Requirements: Output the records exactly. Include every line.

[Some records]
++++++
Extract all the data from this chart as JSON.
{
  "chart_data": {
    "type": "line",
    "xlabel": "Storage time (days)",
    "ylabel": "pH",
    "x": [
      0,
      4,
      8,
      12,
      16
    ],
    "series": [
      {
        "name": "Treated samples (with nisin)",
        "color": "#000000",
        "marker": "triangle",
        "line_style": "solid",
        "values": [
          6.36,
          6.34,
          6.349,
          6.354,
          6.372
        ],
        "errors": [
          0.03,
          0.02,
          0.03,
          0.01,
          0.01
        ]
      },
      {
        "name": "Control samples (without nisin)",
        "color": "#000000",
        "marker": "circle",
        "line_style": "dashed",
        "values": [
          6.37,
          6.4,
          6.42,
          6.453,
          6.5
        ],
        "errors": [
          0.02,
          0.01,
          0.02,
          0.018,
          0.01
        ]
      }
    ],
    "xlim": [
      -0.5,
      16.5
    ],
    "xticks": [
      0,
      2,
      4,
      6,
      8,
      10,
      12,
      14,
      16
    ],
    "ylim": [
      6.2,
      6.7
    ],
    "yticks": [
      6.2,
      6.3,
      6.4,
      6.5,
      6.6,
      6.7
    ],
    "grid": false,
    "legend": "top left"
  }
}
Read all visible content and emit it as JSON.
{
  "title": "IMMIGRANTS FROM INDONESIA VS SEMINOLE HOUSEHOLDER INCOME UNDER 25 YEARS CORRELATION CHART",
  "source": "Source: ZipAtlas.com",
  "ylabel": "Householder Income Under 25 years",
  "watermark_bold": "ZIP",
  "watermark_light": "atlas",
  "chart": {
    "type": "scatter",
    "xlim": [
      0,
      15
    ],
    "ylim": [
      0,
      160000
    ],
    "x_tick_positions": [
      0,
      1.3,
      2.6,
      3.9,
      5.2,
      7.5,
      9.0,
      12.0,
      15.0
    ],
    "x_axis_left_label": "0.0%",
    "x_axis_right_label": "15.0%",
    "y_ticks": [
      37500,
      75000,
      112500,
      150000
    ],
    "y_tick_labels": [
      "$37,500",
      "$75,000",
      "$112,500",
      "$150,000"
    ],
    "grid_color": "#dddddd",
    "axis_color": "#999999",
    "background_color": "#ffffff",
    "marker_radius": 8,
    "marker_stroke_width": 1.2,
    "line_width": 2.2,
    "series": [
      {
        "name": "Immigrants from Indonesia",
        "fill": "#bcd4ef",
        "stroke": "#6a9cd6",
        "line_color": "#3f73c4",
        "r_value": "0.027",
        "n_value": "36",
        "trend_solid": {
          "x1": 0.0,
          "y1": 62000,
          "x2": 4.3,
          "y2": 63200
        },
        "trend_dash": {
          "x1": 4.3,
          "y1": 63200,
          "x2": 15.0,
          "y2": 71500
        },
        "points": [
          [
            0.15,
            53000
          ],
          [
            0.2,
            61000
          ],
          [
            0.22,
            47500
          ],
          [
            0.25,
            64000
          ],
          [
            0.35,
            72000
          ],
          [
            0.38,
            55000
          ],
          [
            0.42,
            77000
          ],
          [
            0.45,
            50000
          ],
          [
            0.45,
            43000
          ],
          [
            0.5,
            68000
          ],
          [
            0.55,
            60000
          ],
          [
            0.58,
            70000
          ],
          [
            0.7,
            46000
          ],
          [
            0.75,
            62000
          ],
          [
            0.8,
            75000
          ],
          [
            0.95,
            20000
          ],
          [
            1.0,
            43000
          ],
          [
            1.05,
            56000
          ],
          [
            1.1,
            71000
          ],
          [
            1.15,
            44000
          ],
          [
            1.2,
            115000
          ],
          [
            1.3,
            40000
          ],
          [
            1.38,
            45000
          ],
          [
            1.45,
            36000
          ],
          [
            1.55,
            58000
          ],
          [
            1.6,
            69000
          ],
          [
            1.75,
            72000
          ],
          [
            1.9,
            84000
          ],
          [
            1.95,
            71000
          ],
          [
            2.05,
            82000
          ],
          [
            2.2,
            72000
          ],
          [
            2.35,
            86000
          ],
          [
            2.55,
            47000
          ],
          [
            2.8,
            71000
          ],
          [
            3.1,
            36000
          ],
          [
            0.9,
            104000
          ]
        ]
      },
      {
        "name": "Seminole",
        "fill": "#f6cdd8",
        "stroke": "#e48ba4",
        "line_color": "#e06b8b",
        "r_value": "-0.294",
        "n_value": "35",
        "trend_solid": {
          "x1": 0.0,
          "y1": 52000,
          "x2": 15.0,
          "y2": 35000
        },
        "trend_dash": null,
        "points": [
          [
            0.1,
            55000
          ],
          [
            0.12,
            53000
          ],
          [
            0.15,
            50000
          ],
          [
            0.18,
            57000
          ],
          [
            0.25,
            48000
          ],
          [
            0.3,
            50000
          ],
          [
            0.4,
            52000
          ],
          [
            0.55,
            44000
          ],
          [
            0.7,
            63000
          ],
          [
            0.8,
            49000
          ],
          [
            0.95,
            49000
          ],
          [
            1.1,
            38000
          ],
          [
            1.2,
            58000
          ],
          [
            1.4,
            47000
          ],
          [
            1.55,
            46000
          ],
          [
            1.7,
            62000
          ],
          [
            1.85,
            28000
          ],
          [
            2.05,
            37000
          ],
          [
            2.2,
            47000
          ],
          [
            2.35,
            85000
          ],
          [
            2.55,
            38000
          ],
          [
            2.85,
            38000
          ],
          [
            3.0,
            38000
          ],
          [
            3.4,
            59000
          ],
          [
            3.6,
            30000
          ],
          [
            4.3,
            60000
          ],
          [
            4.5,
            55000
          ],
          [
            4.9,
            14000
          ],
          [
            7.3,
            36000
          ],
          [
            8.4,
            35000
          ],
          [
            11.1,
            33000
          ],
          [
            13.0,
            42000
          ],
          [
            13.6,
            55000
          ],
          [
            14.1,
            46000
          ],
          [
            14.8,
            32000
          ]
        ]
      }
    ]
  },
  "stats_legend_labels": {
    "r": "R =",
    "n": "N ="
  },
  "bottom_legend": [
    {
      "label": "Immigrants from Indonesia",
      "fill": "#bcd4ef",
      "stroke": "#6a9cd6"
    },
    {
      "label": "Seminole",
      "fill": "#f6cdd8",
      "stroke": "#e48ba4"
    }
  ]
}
++++++
Output for this exercise:
Extract all the data from this chart as JSON.
{
  "chart_data": {
    "type": "line",
    "xlabel": "Storage time (days)",
    "ylabel": "pH",
    "x": [
      0,
      4,
      8,
      12,
      16
    ],
    "series": [
      {
        "name": "Treated samples (with nisin)",
        "color": "#000000",
        "marker": "triangle",
        "line_style": "solid",
        "values": [
          6.36,
          6.34,
          6.349,
          6.354,
          6.372
        ],
        "errors": [
          0.03,
          0.02,
          0.03,
          0.01,
          0.01
        ]
      },
      {
        "name": "Control samples (without nisin)",
        "color": "#000000",
        "marker": "circle",
        "line_style": "dashed",
        "values": [
          6.37,
          6.4,
          6.42,
          6.453,
          6.5
        ],
        "errors": [
          0.02,
          0.01,
          0.02,
          0.018,
          0.01
        ]
      }
    ],
    "xlim": [
      -0.5,
      16.5
    ],
    "xticks": [
      0,
      2,
      4,
      6,
      8,
      10,
      12,
      14,
      16
    ],
    "ylim": [
      6.2,
      6.7
    ],
    "yticks": [
      6.2,
      6.3,
      6.4,
      6.5,
      6.6,
      6.7
    ],
    "grid": false,
    "legend": "top left"
  }
}
Read all visible content and emit it as JSON.
{
  "title": "IMMIGRANTS FROM INDONESIA VS SEMINOLE HOUSEHOLDER INCOME UNDER 25 YEARS CORRELATION CHART",
  "source": "Source: ZipAtlas.com",
  "ylabel": "Householder Income Under 25 years",
  "watermark_bold": "ZIP",
  "watermark_light": "atlas",
  "chart": {
    "type": "scatter",
    "xlim": [
      0,
      15
    ],
    "ylim": [
      0,
      160000
    ],
    "x_tick_positions": [
      0,
      1.3,
      2.6,
      3.9,
      5.2,
      7.5,
      9.0,
      12.0,
      15.0
    ],
    "x_axis_left_label": "0.0%",
    "x_axis_right_label": "15.0%",
    "y_ticks": [
      37500,
      75000,
      112500,
      150000
    ],
    "y_tick_labels": [
      "$37,500",
      "$75,000",
      "$112,500",
      "$150,000"
    ],
    "grid_color": "#dddddd",
    "axis_color": "#999999",
    "background_color": "#ffffff",
    "marker_radius": 8,
    "marker_stroke_width": 1.2,
    "line_width": 2.2,
    "series": [
      {
        "name": "Immigrants from Indonesia",
        "fill": "#bcd4ef",
        "stroke": "#6a9cd6",
        "line_color": "#3f73c4",
        "r_value": "0.027",
        "n_value": "36",
        "trend_solid": {
          "x1": 0.0,
          "y1": 62000,
          "x2": 4.3,
          "y2": 63200
        },
        "trend_dash": {
          "x1": 4.3,
          "y1": 63200,
          "x2": 15.0,
          "y2": 71500
        },
        "points": [
          [
            0.15,
            53000
          ],
          [
            0.2,
            61000
          ],
          [
            0.22,
            47500
          ],
          [
            0.25,
            64000
          ],
          [
            0.35,
            72000
          ],
          [
            0.38,
            55000
          ],
          [
            0.42,
            77000
          ],
          [
            0.45,
            50000
          ],
          [
            0.45,
            43000
          ],
          [
            0.5,
            68000
          ],
          [
            0.55,
            60000
          ],
          [
            0.58,
            70000
          ],
          [
            0.7,
            46000
          ],
          [
            0.75,
            62000
          ],
          [
            0.8,
            75000
          ],
          [
            0.95,
            20000
          ],
          [
            1.0,
            43000
          ],
          [
            1.05,
            56000
          ],
          [
            1.1,
            71000
          ],
          [
            1.15,
            44000
          ],
          [
            1.2,
            115000
          ],
          [
            1.3,
            40000
          ],
          [
            1.38,
            45000
          ],
          [
            1.45,
            36000
          ],
          [
            1.55,
            58000
          ],
          [
            1.6,
            69000
          ],
          [
            1.75,
            72000
          ],
          [
            1.9,
            84000
          ],
          [
            1.95,
            71000
          ],
          [
            2.05,
            82000
          ],
          [
            2.2,
            72000
          ],
          [
            2.35,
            86000
          ],
          [
            2.55,
            47000
          ],
          [
            2.8,
            71000
          ],
          [
            3.1,
            36000
          ],
          [
            0.9,
            104000
          ]
        ]
      },
      {
        "name": "Seminole",
        "fill": "#f6cdd8",
        "stroke": "#e48ba4",
        "line_color": "#e06b8b",
        "r_value": "-0.294",
        "n_value": "35",
        "trend_solid": {
          "x1": 0.0,
          "y1": 52000,
          "x2": 15.0,
          "y2": 35000
        },
        "trend_dash": null,
        "points": [
          [
            0.1,
            55000
          ],
          [
            0.12,
            53000
          ],
          [
            0.15,
            50000
          ],
          [
            0.18,
            57000
          ],
          [
            0.25,
            48000
          ],
          [
            0.3,
            50000
          ],
          [
            0.4,
            52000
          ],
          [
            0.55,
            44000
          ],
          [
            0.7,
            63000
          ],
          [
            0.8,
            49000
          ],
          [
            0.95,
            49000
          ],
          [
            1.1,
            38000
          ],
          [
            1.2,
            58000
          ],
          [
            1.4,
            47000
          ],
          [
            1.55,
            46000
          ],
          [
            1.7,
            62000
          ],
          [
            1.85,
            28000
          ],
          [
            2.05,
            37000
          ],
          [
            2.2,
            47000
          ],
          [
            2.35,
            85000
          ],
          [
            2.55,
            38000
          ],
          [
            2.85,
            38000
          ],
          [
            3.0,
            38000
          ],
          [
            3.4,
            59000
          ],
          [
            3.6,
            30000
          ],
          [
            4.3,
            60000
          ],
          [
            4.5,
            55000
          ],
          [
            4.9,
            14000
          ],
          [
            7.3,
            36000
          ],
          [
            8.4,
            35000
          ],
          [
            11.1,
            33000
          ],
          [
            13.0,
            42000
          ],
          [
            13.6,
            55000
          ],
          [
            14.1,
            46000
          ],
          [
            14.8,
            32000
          ]
        ]
      }
    ]
  },
  "stats_legend_labels": {
    "r": "R =",
    "n": "N ="
  },
  "bottom_legend": [
    {
      "label": "Immigrants from Indonesia",
      "fill": "#bcd4ef",
      "stroke": "#6a9cd6"
    },
    {
      "label": "Seminole",
      "fill": "#f6cdd8",
      "stroke": "#e48ba4"
    }
  ]
}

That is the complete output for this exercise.